[Begin Dataset extract]

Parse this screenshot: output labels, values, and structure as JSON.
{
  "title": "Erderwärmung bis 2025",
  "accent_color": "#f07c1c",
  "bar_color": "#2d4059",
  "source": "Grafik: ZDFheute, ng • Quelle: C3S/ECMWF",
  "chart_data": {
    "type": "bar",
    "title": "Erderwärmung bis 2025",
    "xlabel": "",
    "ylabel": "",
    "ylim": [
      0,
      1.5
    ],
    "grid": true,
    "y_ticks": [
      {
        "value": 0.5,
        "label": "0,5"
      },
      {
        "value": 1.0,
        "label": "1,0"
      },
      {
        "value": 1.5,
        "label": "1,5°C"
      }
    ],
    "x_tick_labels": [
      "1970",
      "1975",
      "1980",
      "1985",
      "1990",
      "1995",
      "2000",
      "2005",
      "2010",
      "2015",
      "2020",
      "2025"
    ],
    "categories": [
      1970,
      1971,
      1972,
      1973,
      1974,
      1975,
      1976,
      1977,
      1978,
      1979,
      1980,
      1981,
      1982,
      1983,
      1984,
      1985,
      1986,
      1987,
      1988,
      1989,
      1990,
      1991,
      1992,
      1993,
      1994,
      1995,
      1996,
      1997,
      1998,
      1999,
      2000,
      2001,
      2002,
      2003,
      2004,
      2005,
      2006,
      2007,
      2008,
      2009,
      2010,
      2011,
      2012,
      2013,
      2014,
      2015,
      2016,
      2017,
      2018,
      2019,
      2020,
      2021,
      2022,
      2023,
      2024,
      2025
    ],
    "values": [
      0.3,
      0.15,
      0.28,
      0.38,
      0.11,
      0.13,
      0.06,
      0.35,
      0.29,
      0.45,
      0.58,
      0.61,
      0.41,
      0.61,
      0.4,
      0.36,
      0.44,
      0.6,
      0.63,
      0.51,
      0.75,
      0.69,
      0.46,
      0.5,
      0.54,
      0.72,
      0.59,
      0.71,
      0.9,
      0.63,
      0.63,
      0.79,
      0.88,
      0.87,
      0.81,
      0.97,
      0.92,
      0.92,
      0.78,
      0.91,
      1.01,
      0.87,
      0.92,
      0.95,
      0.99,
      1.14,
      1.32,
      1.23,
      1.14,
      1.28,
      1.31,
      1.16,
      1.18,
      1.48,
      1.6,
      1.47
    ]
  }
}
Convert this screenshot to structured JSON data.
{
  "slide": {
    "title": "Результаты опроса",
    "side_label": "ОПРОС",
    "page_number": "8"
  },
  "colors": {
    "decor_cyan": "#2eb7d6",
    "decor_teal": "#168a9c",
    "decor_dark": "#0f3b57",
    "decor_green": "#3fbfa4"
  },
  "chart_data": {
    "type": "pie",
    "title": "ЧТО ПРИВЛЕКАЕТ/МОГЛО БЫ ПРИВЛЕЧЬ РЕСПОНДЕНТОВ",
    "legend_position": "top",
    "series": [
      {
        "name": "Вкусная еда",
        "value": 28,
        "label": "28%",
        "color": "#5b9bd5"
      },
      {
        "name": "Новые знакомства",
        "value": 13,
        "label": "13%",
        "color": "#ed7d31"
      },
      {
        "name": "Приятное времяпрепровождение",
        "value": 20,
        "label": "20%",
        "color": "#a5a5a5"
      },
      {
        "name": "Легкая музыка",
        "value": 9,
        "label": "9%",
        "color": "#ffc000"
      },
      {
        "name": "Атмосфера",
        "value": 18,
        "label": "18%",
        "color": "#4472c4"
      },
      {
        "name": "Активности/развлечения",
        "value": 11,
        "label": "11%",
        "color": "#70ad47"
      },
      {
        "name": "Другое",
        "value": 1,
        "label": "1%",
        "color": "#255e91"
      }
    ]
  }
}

[End Dataset extract]

## Instructions for the task
Return every line from the one holding "Convert this screenshot" through the end of the data, exactly as it appears, with both ends kept and nothing else.

## Completed exercise
Convert this screenshot to structured JSON data.
{
  "slide": {
    "title": "Результаты опроса",
    "side_label": "ОПРОС",
    "page_number": "8"
  },
  "colors": {
    "decor_cyan": "#2eb7d6",
    "decor_teal": "#168a9c",
    "decor_dark": "#0f3b57",
    "decor_green": "#3fbfa4"
  },
  "chart_data": {
    "type": "pie",
    "title": "ЧТО ПРИВЛЕКАЕТ/МОГЛО БЫ ПРИВЛЕЧЬ РЕСПОНДЕНТОВ",
    "legend_position": "top",
    "series": [
      {
        "name": "Вкусная еда",
        "value": 28,
        "label": "28%",
        "color": "#5b9bd5"
      },
      {
        "name": "Новые знакомства",
        "value": 13,
        "label": "13%",
        "color": "#ed7d31"
      },
      {
        "name": "Приятное времяпрепровождение",
        "value": 20,
        "label": "20%",
        "color": "#a5a5a5"
      },
      {
        "name": "Легкая музыка",
        "value": 9,
        "label": "9%",
        "color": "#ffc000"
      },
      {
        "name": "Атмосфера",
        "value": 18,
        "label": "18%",
        "color": "#4472c4"
      },
      {
        "name": "Активности/развлечения",
        "value": 11,
        "label": "11%",
        "color": "#70ad47"
      },
      {
        "name": "Другое",
        "value": 1,
        "label": "1%",
        "color": "#255e91"
      }
    ]
  }
}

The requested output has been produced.